EXERCISE MATERIALS
_ _ _

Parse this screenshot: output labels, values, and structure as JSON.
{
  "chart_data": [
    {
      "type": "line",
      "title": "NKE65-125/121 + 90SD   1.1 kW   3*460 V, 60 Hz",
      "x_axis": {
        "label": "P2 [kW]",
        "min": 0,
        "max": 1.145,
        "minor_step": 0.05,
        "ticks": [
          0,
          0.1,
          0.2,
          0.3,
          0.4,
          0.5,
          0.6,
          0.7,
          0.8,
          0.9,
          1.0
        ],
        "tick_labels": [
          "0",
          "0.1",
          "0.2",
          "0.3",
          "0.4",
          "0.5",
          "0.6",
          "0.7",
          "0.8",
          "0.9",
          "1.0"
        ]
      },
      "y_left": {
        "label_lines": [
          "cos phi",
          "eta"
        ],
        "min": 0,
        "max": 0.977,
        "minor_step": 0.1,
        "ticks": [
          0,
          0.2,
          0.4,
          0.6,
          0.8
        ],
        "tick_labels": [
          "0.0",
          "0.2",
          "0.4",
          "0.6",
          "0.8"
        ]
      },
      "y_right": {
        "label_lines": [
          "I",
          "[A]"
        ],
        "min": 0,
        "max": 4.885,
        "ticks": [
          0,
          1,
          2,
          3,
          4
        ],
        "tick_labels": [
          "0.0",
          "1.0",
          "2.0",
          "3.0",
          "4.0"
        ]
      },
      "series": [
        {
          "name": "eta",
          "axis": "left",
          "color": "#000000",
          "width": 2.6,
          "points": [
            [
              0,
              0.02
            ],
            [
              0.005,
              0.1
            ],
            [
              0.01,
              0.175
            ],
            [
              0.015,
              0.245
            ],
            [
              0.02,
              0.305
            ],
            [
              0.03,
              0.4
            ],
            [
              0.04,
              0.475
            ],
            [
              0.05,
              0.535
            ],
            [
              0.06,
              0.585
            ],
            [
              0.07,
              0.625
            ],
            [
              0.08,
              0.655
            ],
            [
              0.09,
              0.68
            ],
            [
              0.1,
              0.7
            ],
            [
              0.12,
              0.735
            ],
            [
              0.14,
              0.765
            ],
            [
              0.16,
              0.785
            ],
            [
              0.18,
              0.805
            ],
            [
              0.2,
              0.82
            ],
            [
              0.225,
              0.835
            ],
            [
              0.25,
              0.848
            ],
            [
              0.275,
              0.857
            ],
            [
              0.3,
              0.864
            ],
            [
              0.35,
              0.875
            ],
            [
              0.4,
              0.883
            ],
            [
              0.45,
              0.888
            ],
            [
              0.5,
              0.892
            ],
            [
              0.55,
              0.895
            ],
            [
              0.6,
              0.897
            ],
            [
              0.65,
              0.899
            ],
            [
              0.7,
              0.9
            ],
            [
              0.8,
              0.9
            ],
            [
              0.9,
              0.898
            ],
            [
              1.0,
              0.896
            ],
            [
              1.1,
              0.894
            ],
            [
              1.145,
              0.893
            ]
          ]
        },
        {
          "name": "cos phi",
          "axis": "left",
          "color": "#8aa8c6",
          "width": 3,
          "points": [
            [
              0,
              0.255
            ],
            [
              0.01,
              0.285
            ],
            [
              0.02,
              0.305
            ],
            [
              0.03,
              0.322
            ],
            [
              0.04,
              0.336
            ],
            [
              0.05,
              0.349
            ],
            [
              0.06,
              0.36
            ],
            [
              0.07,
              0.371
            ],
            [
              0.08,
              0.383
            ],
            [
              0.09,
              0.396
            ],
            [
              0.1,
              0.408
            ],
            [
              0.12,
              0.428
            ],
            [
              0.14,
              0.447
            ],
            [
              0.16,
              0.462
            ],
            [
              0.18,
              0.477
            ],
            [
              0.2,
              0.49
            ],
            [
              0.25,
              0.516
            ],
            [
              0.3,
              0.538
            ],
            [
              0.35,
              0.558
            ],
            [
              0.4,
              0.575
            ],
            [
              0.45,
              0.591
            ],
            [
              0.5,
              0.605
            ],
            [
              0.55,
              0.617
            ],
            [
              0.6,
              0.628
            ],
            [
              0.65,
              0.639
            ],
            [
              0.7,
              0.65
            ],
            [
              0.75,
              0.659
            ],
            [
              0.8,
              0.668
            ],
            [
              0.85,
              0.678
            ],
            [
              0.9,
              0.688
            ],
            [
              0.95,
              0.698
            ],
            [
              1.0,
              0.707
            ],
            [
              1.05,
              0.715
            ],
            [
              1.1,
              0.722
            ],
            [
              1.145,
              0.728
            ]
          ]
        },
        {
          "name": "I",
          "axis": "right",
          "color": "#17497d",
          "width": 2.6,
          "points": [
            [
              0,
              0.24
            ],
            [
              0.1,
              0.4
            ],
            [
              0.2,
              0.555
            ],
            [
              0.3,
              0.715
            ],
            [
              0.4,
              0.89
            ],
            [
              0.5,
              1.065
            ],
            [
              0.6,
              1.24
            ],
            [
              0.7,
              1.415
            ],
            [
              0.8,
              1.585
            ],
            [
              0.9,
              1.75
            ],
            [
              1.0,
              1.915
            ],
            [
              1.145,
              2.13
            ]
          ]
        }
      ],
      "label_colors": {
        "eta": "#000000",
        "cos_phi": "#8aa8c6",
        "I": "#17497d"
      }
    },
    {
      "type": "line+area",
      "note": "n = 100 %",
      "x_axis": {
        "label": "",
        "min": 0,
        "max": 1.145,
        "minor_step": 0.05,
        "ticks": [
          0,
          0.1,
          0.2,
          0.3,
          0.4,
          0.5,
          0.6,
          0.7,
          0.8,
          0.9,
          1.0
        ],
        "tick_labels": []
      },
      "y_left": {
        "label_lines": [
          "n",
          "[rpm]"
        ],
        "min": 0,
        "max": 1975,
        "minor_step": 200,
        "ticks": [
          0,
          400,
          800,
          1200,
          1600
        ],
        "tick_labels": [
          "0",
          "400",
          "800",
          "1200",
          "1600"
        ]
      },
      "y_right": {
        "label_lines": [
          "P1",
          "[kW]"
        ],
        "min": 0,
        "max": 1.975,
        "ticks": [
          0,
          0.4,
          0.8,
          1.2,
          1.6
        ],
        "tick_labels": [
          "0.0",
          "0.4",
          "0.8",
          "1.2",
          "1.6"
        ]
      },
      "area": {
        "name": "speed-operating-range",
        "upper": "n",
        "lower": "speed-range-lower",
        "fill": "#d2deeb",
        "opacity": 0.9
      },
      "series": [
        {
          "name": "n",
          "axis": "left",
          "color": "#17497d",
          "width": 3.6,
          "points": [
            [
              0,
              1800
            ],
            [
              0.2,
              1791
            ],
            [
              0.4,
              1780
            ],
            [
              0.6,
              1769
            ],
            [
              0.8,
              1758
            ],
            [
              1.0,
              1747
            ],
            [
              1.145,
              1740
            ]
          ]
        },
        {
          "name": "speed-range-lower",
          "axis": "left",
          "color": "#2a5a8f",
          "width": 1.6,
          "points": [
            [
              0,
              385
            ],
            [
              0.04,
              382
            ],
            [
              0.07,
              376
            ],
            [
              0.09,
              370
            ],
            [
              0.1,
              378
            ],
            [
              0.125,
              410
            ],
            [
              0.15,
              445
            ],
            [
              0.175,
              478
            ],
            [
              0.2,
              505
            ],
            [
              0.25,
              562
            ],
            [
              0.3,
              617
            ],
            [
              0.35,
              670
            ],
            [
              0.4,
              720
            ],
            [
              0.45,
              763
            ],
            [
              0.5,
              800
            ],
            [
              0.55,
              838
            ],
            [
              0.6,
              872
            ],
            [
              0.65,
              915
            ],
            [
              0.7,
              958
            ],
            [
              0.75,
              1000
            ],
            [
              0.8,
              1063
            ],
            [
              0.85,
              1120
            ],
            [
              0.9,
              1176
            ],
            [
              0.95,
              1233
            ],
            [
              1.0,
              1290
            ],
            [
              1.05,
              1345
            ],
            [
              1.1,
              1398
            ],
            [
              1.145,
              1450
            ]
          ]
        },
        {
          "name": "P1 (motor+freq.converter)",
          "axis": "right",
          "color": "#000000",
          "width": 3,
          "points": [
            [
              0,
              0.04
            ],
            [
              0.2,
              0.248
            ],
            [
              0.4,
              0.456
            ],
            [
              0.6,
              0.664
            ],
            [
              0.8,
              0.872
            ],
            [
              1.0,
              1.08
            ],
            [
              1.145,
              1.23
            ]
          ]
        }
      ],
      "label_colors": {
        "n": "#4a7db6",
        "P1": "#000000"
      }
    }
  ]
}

_ _ _

THE TASK
Spot every line that holds "speed" and copy it.

TASK RESPONSE
        "name": "speed-operating-range",
        "lower": "speed-range-lower",
          "name": "speed-range-lower",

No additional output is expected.